Can you output each line of the data below unchanged, leaving out the pictures?

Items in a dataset
········
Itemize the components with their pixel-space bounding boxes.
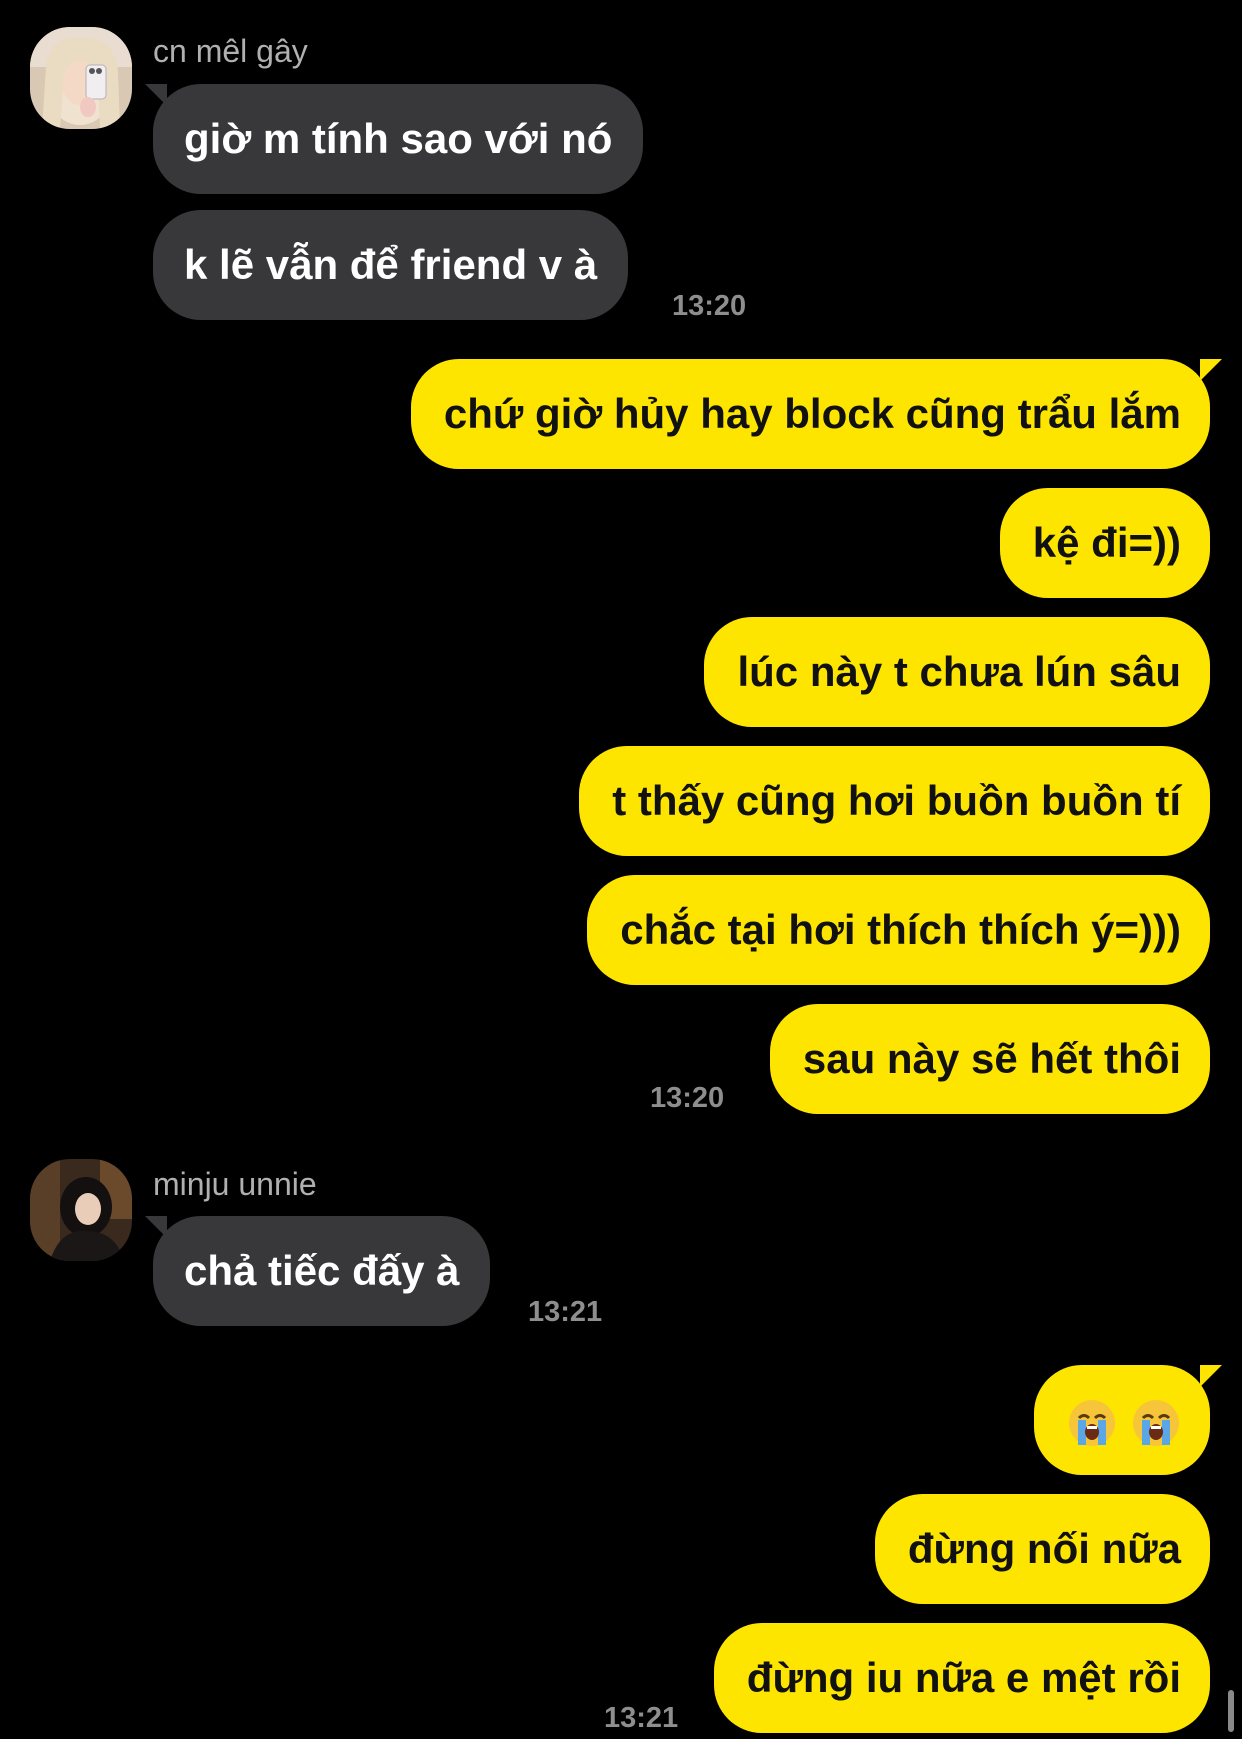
message-bubble-emoji[interactable] [1034,1365,1210,1475]
avatar-minju-unnie[interactable] [30,1159,132,1261]
message-bubble-outgoing[interactable]: kệ đi=)) [999,488,1210,598]
message-timestamp: 13:20 [650,1082,725,1114]
message-bubble-outgoing[interactable]: đừng iu nữa e mệt rồi [713,1623,1210,1733]
loudly-crying-face-icon [1069,1399,1115,1446]
avatar-blonde-selfie-icon [30,27,132,129]
message-bubble-incoming[interactable]: chả tiếc đấy à [153,1216,491,1326]
message-bubble-outgoing[interactable]: chứ giờ hủy hay block cũng trẩu lắm [410,359,1210,469]
sender-name: minju unnie [153,1166,317,1202]
bubble-tail [1200,1365,1222,1387]
message-bubble-outgoing[interactable]: sau này sẽ hết thôi [769,1004,1210,1114]
avatar-cn-mel-gay[interactable] [30,27,132,129]
emoji-row [1067,1398,1181,1448]
scrollbar-thumb[interactable] [1228,1690,1234,1732]
bubble-tail [1200,359,1222,381]
message-bubble-outgoing[interactable]: đừng nối nữa [874,1494,1210,1604]
loudly-crying-face-icon [1133,1399,1179,1446]
message-bubble-incoming[interactable]: giờ m tính sao với nó [153,84,644,194]
message-timestamp: 13:21 [604,1702,679,1734]
avatar-dark-hair-icon [30,1159,132,1261]
message-bubble-outgoing[interactable]: t thấy cũng hơi buồn buồn tí [579,746,1210,856]
message-timestamp: 13:21 [528,1296,603,1328]
sender-name: cn mêl gây [153,33,308,69]
message-bubble-outgoing[interactable]: chắc tại hơi thích thích ý=))) [587,875,1210,985]
message-bubble-outgoing[interactable]: lúc này t chưa lún sâu [704,617,1210,727]
message-bubble-incoming[interactable]: k lẽ vẫn để friend v à [153,210,629,320]
message-timestamp: 13:20 [672,290,747,322]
········
Written solution
Itemize the components with their pixel-space bounding boxes.
message-bubble-emoji[interactable] [1034,1365,1210,1475]
avatar-minju-unnie[interactable] [30,1159,132,1261]
message-bubble-outgoing[interactable]: kệ đi=)) [999,488,1210,598]
message-timestamp: 13:20 [650,1082,725,1114]
message-bubble-outgoing[interactable]: đừng iu nữa e mệt rồi [713,1623,1210,1733]
loudly-crying-face-icon [1069,1399,1115,1446]
avatar-blonde-selfie-icon [30,27,132,129]
message-bubble-incoming[interactable]: chả tiếc đấy à [153,1216,491,1326]
message-bubble-outgoing[interactable]: chứ giờ hủy hay block cũng trẩu lắm [410,359,1210,469]
sender-name: minju unnie [153,1166,317,1202]
bubble-tail [1200,1365,1222,1387]
message-bubble-outgoing[interactable]: sau này sẽ hết thôi [769,1004,1210,1114]
avatar-cn-mel-gay[interactable] [30,27,132,129]
emoji-row [1067,1398,1181,1448]
scrollbar-thumb[interactable] [1228,1690,1234,1732]
bubble-tail [1200,359,1222,381]
message-bubble-outgoing[interactable]: đừng nối nữa [874,1494,1210,1604]
loudly-crying-face-icon [1133,1399,1179,1446]
message-bubble-incoming[interactable]: giờ m tính sao với nó [153,84,644,194]
message-timestamp: 13:21 [604,1702,679,1734]
avatar-dark-hair-icon [30,1159,132,1261]
message-bubble-outgoing[interactable]: t thấy cũng hơi buồn buồn tí [579,746,1210,856]
message-timestamp: 13:21 [528,1296,603,1328]
sender-name: cn mêl gây [153,33,308,69]
message-bubble-outgoing[interactable]: chắc tại hơi thích thích ý=))) [587,875,1210,985]
message-bubble-outgoing[interactable]: lúc này t chưa lún sâu [704,617,1210,727]
message-bubble-incoming[interactable]: k lẽ vẫn để friend v à [153,210,629,320]
message-timestamp: 13:20 [672,290,747,322]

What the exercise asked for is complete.